## Work required:
Output all of the entries exactly as written.

(Data items)
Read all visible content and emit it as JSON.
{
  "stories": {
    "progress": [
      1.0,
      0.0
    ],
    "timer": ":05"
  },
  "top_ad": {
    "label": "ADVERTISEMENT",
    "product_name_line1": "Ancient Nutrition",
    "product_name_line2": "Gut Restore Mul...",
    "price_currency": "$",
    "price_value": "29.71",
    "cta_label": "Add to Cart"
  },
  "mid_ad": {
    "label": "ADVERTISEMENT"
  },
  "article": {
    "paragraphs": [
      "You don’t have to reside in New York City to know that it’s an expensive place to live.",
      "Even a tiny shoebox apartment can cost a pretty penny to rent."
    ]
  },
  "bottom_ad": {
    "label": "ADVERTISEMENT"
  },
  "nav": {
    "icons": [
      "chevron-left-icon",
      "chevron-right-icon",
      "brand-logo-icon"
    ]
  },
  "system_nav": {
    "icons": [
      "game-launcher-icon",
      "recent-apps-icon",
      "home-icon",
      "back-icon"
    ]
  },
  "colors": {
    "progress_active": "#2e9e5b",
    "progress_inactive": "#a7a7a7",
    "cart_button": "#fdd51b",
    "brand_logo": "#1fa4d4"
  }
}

## Answer to this exercise:
Read all visible content and emit it as JSON.
{
  "stories": {
    "progress": [
      1.0,
      0.0
    ],
    "timer": ":05"
  },
  "top_ad": {
    "label": "ADVERTISEMENT",
    "product_name_line1": "Ancient Nutrition",
    "product_name_line2": "Gut Restore Mul...",
    "price_currency": "$",
    "price_value": "29.71",
    "cta_label": "Add to Cart"
  },
  "mid_ad": {
    "label": "ADVERTISEMENT"
  },
  "article": {
    "paragraphs": [
      "You don’t have to reside in New York City to know that it’s an expensive place to live.",
      "Even a tiny shoebox apartment can cost a pretty penny to rent."
    ]
  },
  "bottom_ad": {
    "label": "ADVERTISEMENT"
  },
  "nav": {
    "icons": [
      "chevron-left-icon",
      "chevron-right-icon",
      "brand-logo-icon"
    ]
  },
  "system_nav": {
    "icons": [
      "game-launcher-icon",
      "recent-apps-icon",
      "home-icon",
      "back-icon"
    ]
  },
  "colors": {
    "progress_active": "#2e9e5b",
    "progress_inactive": "#a7a7a7",
    "cart_button": "#fdd51b",
    "brand_logo": "#1fa4d4"
  }
}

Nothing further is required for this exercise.